→ PROBLEM
Extract the data exactly, missing nothing.

:::

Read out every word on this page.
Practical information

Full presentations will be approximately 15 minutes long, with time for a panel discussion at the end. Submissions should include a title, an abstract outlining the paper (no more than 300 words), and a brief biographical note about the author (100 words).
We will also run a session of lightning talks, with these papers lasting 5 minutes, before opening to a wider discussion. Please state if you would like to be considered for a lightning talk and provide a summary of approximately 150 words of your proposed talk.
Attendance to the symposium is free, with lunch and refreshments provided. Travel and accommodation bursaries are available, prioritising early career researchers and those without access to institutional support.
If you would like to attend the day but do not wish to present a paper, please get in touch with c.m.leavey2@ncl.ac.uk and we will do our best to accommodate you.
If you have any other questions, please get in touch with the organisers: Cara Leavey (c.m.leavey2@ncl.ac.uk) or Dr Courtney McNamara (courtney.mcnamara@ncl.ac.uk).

:::

→ FINISHED TASK
Read out every word on this page.
Practical information

Full presentations will be approximately 15 minutes long, with time for a panel discussion at the end. Submissions should include a title, an abstract outlining the paper (no more than 300 words), and a brief biographical note about the author (100 words).
We will also run a session of lightning talks, with these papers lasting 5 minutes, before opening to a wider discussion. Please state if you would like to be considered for a lightning talk and provide a summary of approximately 150 words of your proposed talk.
Attendance to the symposium is free, with lunch and refreshments provided. Travel and accommodation bursaries are available, prioritising early career researchers and those without access to institutional support.
If you would like to attend the day but do not wish to present a paper, please get in touch with c.m.leavey2@ncl.ac.uk and we will do our best to accommodate you.
If you have any other questions, please get in touch with the organisers: Cara Leavey (c.m.leavey2@ncl.ac.uk) or Dr Courtney McNamara (courtney.mcnamara@ncl.ac.uk).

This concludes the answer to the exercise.